### Problem description
Below are some records. Pull every line that contains the word "entrega".

------ Records supplied

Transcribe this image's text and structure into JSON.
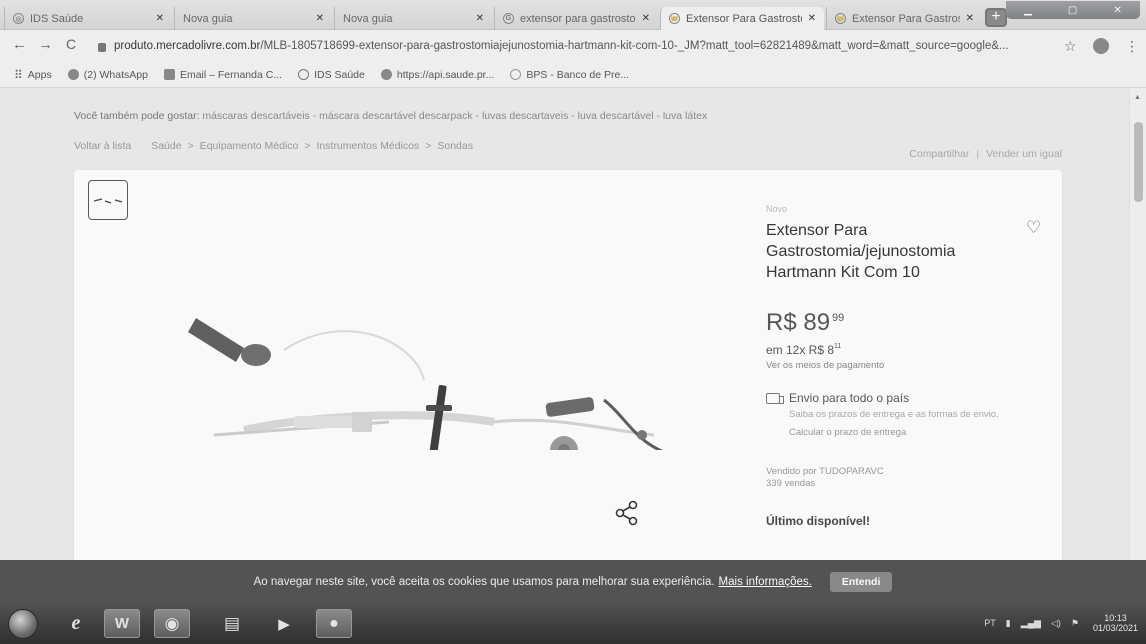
{
  "browser": {
    "tabs": [
      {
        "icon": "ids-favicon",
        "title": "IDS Saúde"
      },
      {
        "icon": "blank-favicon",
        "title": "Nova guia"
      },
      {
        "icon": "blank-favicon",
        "title": "Nova guia"
      },
      {
        "icon": "google-favicon",
        "title": "extensor para gastrosto"
      },
      {
        "icon": "mercadolivre-favicon",
        "title": "Extensor Para Gastrosto"
      },
      {
        "icon": "mercadolivre-favicon",
        "title": "Extensor Para Gastrosto"
      }
    ],
    "url_domain": "produto.mercadolivre.com.br",
    "url_path": "/MLB-1805718699-extensor-para-gastrostomiajejunostomia-hartmann-kit-com-10-_JM?matt_tool=62821489&matt_word=&matt_source=google&..."
  },
  "bookmarks": [
    {
      "icon": "apps-grid-icon",
      "label": "Apps"
    },
    {
      "icon": "whatsapp-icon",
      "label": "(2) WhatsApp"
    },
    {
      "icon": "email-icon",
      "label": "Email – Fernanda C..."
    },
    {
      "icon": "ids-icon",
      "label": "IDS Saúde"
    },
    {
      "icon": "globe-icon",
      "label": "https://api.saude.pr..."
    },
    {
      "icon": "bps-icon",
      "label": "BPS - Banco de Pre..."
    }
  ],
  "page": {
    "also_like_prefix": "Você também pode gostar:",
    "also_like_links": "máscaras descartáveis - máscara descartável descarpack - luvas descartaveis - luva descartável - luva látex",
    "breadcrumb_back": "Voltar à lista",
    "breadcrumb": [
      "Saúde",
      ">",
      "Equipamento Médico",
      ">",
      "Instrumentos Médicos",
      ">",
      "Sondas"
    ],
    "share": "Compartilhar",
    "sell_same": "Vender um igual"
  },
  "product": {
    "condition": "Novo",
    "title": "Extensor Para Gastrostomia/jejunostomia Hartmann Kit Com 10",
    "price_main": "R$ 89",
    "price_cents": "99",
    "installments_prefix": "em 12x R$ 8",
    "installments_cents": "11",
    "payment_link": "Ver os meios de pagamento",
    "shipping_title": "Envio para todo o país",
    "shipping_desc": "Saiba os prazos de entrega e as formas de envio.",
    "shipping_calc": "Calcular o prazo de entrega",
    "seller_line1": "Vendido por TUDOPARAVC",
    "seller_line2": "339 vendas",
    "stock": "Último disponível!"
  },
  "cookie_banner": {
    "text": "Ao navegar neste site, você aceita os cookies que usamos para melhorar sua experiência.",
    "more_link": "Mais informações.",
    "accept_label": "Entendi"
  },
  "taskbar": {
    "items": [
      "internet-explorer-icon",
      "word-icon",
      "chrome-icon",
      "file-explorer-icon",
      "media-player-icon",
      "paint-icon"
    ],
    "lang": "PT",
    "time": "10:13",
    "date": "01/03/2021"
  }
}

------------

### Task output
    "shipping_desc": "Saiba os prazos de entrega e as formas de envio.",
    "shipping_calc": "Calcular o prazo de entrega",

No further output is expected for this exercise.